**Rows from a figure dataset**:
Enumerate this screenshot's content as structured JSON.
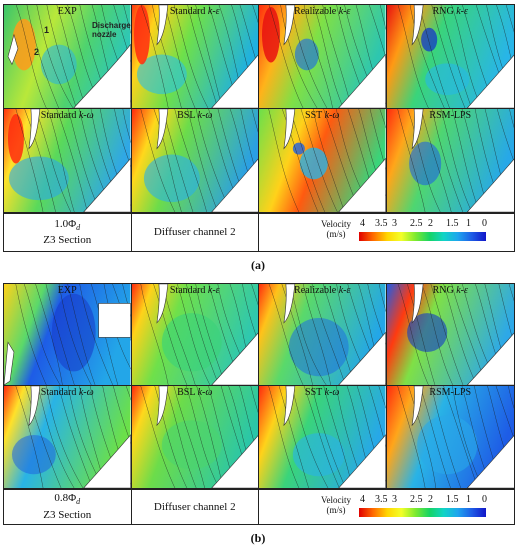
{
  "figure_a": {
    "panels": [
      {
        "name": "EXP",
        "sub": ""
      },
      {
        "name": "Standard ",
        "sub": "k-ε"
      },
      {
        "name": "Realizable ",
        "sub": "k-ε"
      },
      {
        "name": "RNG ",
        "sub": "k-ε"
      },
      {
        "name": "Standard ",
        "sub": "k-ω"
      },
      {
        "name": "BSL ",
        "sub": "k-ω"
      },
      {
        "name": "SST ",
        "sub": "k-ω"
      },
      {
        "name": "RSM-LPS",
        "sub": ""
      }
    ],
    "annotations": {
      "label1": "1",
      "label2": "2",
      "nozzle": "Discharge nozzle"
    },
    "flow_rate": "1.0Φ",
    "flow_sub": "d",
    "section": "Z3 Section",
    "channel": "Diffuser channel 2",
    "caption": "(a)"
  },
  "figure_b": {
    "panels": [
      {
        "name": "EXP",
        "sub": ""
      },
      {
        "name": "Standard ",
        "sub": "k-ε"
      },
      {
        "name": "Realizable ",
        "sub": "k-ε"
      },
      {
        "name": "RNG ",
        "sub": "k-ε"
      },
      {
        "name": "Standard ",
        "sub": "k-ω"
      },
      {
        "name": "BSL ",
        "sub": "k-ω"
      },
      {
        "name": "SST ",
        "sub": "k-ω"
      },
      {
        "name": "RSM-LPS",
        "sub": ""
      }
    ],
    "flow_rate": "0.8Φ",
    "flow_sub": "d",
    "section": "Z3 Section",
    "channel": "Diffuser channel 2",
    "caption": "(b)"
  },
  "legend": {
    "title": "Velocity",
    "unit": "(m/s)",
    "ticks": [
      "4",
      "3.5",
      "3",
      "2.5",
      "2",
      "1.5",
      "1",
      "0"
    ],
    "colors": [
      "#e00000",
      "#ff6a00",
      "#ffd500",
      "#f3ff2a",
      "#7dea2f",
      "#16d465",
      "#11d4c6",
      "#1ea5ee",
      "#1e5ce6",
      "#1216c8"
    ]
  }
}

**Set task**: Using the material above, retype each entry exactly and omit the pictures.

**Answer**:
Enumerate this screenshot's content as structured JSON.
{
  "figure_a": {
    "panels": [
      {
        "name": "EXP",
        "sub": ""
      },
      {
        "name": "Standard ",
        "sub": "k-ε"
      },
      {
        "name": "Realizable ",
        "sub": "k-ε"
      },
      {
        "name": "RNG ",
        "sub": "k-ε"
      },
      {
        "name": "Standard ",
        "sub": "k-ω"
      },
      {
        "name": "BSL ",
        "sub": "k-ω"
      },
      {
        "name": "SST ",
        "sub": "k-ω"
      },
      {
        "name": "RSM-LPS",
        "sub": ""
      }
    ],
    "annotations": {
      "label1": "1",
      "label2": "2",
      "nozzle": "Discharge nozzle"
    },
    "flow_rate": "1.0Φ",
    "flow_sub": "d",
    "section": "Z3 Section",
    "channel": "Diffuser channel 2",
    "caption": "(a)"
  },
  "figure_b": {
    "panels": [
      {
        "name": "EXP",
        "sub": ""
      },
      {
        "name": "Standard ",
        "sub": "k-ε"
      },
      {
        "name": "Realizable ",
        "sub": "k-ε"
      },
      {
        "name": "RNG ",
        "sub": "k-ε"
      },
      {
        "name": "Standard ",
        "sub": "k-ω"
      },
      {
        "name": "BSL ",
        "sub": "k-ω"
      },
      {
        "name": "SST ",
        "sub": "k-ω"
      },
      {
        "name": "RSM-LPS",
        "sub": ""
      }
    ],
    "flow_rate": "0.8Φ",
    "flow_sub": "d",
    "section": "Z3 Section",
    "channel": "Diffuser channel 2",
    "caption": "(b)"
  },
  "legend": {
    "title": "Velocity",
    "unit": "(m/s)",
    "ticks": [
      "4",
      "3.5",
      "3",
      "2.5",
      "2",
      "1.5",
      "1",
      "0"
    ],
    "colors": [
      "#e00000",
      "#ff6a00",
      "#ffd500",
      "#f3ff2a",
      "#7dea2f",
      "#16d465",
      "#11d4c6",
      "#1ea5ee",
      "#1e5ce6",
      "#1216c8"
    ]
  }
}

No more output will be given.